What needs to be done: Reproduce the Morocco travel journal between "On our map we" and "night in Marrakech.", inclusive, swapping "Medina" for "old city".

Text block:
------------------------------

On our map we found a park nearby that was labeled a "Cyber Park". When we checked it out, we found that the government had set up the park as a wifi zone with free internet access. This is an incredible thing to find anywhere in the world, and here it is available in Morocco, wonderful. This allowed us to catch up on emails and to update the website.
|The park was within walking distance of the Medina so we explored the various souks, again getting totally lost, before finding our way back to the Djemma el Fna where we completed the day together with local families, enjoying a snack of typical Moroccan foods – steamed snails, fresh bread with sauces, and a plate of mixed roasted meat.|
We were even able to find our way back across the city, during evening rush hour, to our campsite for our final night in Marrakech.
November 15, 2008
In the morning, we did some more chores and then headed for the grocery store. We wanted to make sure that we stocked up on some items before heading into the southern part of Morocco where large towns are pretty much non-existent. We spent almost two hours shopping; the store was huge and had a great selection, it was just difficult to choose. We finally got on the road and headed toward Agadir where we had a recommendation for a campground.
We drove through some nice scenery with the Atlas mountains in the background, and finally reached the campground shortly before sunset. But as luck would have it, the campground was closed due to a private party! However, looking around, we noticed that the site was very rural and just down and across the road was a level, open spot that would be just fine for the night. We parked, pulled out our chairs and enjoyed the sunset.
November 16, 2008
The first thing we commented on to each other in the morning was how quiet it was during the night. Everywhere we have been, be it the US, Europe or Morocco, every night there has been some sort of noise. Either from vehicles on the road, barking dogs or people partying. Last night was absolutely silent and it was wonderful.
This morning, we took our coffee walk along the dirt road and followed it for quite a ways up the valley. We never found a village, but there was a constant stream of people walking in from the main road, looking like they were ready for a celebration. Some of them had drums and we figured there was a party getting ready to happen somewhere, but we didn’t know where.

------------------------------

Layout coordinate data
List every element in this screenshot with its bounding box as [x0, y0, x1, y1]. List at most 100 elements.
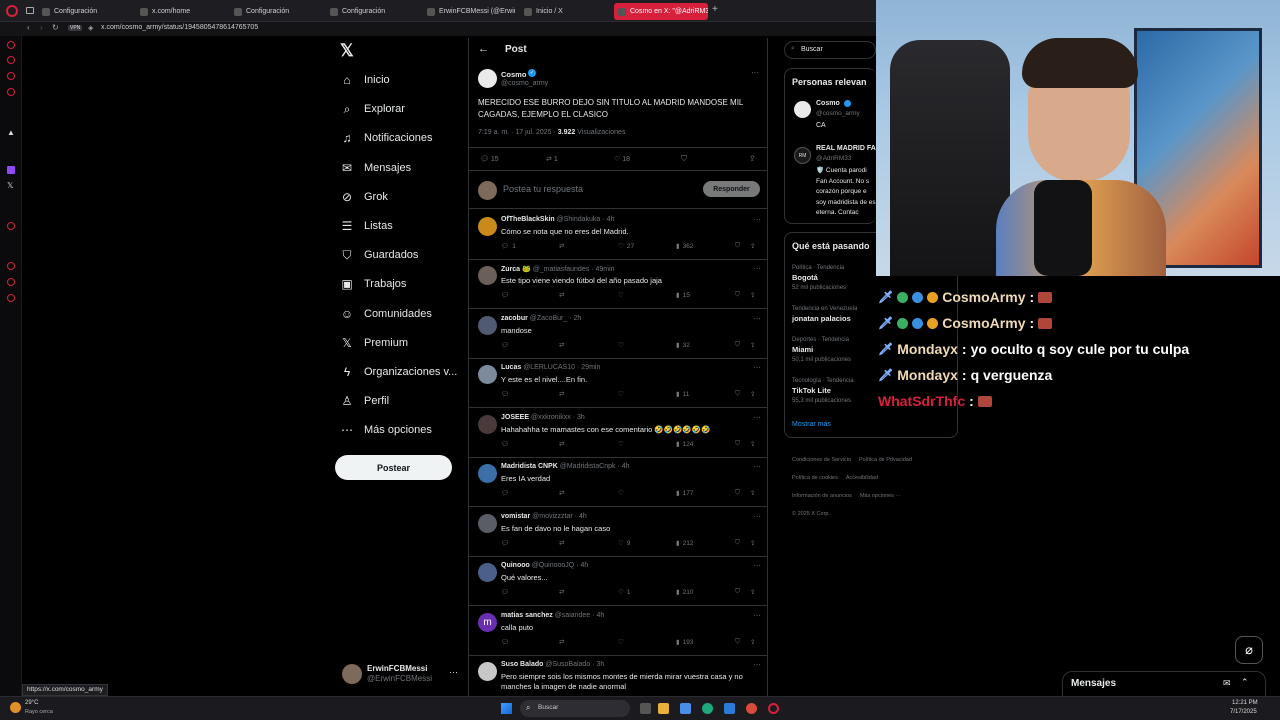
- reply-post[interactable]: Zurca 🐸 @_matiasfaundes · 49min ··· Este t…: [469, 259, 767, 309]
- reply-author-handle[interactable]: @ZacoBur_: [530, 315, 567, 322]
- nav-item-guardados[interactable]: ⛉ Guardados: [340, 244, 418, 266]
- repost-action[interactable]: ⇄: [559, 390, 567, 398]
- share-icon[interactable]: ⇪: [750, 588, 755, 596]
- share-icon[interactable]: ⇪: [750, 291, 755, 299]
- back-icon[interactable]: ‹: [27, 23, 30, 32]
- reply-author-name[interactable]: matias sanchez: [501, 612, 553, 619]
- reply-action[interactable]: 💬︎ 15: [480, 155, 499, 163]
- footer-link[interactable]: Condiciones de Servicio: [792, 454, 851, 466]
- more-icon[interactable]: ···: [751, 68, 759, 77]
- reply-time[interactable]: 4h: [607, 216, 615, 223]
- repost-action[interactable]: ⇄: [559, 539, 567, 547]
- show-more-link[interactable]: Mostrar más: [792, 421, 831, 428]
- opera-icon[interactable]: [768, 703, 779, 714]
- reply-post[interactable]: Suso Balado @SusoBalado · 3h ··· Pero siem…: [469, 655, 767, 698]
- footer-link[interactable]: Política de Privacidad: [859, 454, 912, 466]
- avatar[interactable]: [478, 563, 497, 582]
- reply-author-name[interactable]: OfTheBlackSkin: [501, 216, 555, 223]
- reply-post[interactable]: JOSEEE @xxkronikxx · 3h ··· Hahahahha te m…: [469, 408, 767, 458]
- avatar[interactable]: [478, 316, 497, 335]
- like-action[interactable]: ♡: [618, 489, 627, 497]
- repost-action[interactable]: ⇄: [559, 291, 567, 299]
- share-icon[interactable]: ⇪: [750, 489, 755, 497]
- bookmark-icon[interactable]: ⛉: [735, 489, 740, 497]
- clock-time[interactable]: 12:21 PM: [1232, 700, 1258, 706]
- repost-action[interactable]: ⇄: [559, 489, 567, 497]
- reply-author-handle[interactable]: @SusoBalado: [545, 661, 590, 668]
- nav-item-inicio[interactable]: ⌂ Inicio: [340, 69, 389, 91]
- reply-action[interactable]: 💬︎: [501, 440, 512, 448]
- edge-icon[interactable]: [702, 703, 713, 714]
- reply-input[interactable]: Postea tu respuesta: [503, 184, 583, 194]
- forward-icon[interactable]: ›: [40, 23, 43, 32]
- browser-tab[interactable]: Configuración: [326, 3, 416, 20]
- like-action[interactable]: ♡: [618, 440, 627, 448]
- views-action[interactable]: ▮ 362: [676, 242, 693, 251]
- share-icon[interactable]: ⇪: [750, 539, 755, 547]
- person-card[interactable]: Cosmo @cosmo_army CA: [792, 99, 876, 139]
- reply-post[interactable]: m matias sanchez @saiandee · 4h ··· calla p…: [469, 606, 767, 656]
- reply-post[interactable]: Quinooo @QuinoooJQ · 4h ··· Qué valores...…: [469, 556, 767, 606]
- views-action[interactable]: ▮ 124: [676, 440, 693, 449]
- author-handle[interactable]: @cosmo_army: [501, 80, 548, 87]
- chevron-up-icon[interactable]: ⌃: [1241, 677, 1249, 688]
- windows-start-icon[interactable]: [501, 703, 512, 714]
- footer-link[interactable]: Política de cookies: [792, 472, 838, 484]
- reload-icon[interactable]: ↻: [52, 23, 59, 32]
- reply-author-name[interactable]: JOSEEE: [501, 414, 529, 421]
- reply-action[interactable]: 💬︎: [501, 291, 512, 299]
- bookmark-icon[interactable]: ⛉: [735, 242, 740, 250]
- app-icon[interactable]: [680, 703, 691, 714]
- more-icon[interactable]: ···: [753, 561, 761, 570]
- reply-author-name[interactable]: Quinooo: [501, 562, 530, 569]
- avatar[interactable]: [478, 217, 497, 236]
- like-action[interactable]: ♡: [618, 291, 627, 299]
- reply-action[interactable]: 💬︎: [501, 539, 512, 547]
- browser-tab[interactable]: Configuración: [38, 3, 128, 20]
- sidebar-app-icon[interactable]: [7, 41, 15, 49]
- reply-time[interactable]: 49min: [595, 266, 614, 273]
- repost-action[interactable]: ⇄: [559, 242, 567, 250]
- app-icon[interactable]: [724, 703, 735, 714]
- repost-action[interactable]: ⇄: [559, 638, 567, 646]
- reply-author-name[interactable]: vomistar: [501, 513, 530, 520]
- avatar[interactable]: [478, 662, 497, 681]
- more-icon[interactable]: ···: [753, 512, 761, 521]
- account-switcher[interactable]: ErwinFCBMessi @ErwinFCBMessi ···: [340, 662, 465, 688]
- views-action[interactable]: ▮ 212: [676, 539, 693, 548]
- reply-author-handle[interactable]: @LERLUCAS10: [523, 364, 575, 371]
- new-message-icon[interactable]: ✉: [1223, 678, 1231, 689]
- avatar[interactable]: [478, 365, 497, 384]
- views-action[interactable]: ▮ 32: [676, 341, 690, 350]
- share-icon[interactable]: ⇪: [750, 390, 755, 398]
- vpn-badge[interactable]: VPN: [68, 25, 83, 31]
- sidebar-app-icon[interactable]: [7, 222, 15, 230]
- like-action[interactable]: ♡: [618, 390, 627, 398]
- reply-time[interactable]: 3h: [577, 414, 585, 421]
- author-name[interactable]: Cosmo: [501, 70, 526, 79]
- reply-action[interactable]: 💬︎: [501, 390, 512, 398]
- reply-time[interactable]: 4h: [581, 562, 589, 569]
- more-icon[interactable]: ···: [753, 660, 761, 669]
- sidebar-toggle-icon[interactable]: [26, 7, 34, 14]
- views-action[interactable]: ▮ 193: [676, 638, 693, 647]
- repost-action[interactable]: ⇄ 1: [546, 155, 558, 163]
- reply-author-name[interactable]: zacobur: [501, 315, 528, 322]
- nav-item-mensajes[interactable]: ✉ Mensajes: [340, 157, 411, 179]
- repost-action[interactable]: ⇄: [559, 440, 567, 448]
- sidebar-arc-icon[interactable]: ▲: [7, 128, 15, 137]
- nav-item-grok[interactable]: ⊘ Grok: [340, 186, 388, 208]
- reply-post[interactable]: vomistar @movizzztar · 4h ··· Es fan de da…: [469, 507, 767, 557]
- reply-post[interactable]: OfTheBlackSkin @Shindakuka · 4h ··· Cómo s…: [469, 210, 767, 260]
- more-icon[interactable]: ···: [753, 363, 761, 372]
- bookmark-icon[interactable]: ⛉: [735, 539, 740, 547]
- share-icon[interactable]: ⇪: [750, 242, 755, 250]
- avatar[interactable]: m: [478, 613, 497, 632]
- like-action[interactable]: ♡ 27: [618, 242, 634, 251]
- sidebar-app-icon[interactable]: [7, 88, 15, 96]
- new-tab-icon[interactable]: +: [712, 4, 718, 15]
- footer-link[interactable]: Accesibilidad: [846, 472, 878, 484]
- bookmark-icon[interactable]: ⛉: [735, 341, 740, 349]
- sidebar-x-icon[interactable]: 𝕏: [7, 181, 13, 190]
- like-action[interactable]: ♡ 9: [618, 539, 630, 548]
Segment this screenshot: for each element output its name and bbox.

------------------------------

The output:
On our map we found a park nearby that was labeled a "Cyber Park". When we checked it out, we found that the government had set up the park as a wifi zone with free internet access. This is an incredible thing to find anywhere in the world, and here it is available in Morocco, wonderful. This allowed us to catch up on emails and to update the website.
|The park was within walking distance of the old city so we explored the various souks, again getting totally lost, before finding our way back to the Djemma el Fna where we completed the day together with local families, enjoying a snack of typical Moroccan foods – steamed snails, fresh bread with sauces, and a plate of mixed roasted meat.|
We were even able to find our way back across the city, during evening rush hour, to our campsite for our final night in Marrakech.